▶ [Written task]: Copy out each line containing "frac" from the entries below.

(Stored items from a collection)
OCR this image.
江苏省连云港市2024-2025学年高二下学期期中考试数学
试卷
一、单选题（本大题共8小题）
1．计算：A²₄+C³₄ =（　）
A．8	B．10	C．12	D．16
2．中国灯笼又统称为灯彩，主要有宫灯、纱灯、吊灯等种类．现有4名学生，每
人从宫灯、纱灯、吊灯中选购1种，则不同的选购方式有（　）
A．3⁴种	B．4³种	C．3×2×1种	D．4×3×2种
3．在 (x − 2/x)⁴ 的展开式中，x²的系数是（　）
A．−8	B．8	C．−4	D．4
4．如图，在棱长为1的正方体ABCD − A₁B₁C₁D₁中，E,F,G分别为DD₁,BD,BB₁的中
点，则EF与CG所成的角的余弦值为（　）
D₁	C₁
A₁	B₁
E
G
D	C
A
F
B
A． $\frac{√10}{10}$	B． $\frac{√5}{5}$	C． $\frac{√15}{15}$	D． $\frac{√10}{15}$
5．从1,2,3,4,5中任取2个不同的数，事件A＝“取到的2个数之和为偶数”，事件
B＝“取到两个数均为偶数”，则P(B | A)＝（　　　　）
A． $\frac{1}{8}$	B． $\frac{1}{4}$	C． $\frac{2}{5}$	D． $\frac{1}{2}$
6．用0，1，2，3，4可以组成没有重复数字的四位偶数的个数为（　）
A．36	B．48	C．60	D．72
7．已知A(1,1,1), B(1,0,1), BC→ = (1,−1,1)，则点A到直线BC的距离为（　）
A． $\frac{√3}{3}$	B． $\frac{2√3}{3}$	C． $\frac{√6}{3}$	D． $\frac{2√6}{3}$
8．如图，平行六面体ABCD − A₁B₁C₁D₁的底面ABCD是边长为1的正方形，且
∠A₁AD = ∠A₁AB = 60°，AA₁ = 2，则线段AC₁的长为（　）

▶ [Answer to the problem]:
A． $\frac{√10}{10}$	B． $\frac{√5}{5}$	C． $\frac{√15}{15}$	D． $\frac{√10}{15}$
A． $\frac{1}{8}$	B． $\frac{1}{4}$	C． $\frac{2}{5}$	D． $\frac{1}{2}$
A． $\frac{√3}{3}$	B． $\frac{2√3}{3}$	C． $\frac{√6}{3}$	D． $\frac{2√6}{3}$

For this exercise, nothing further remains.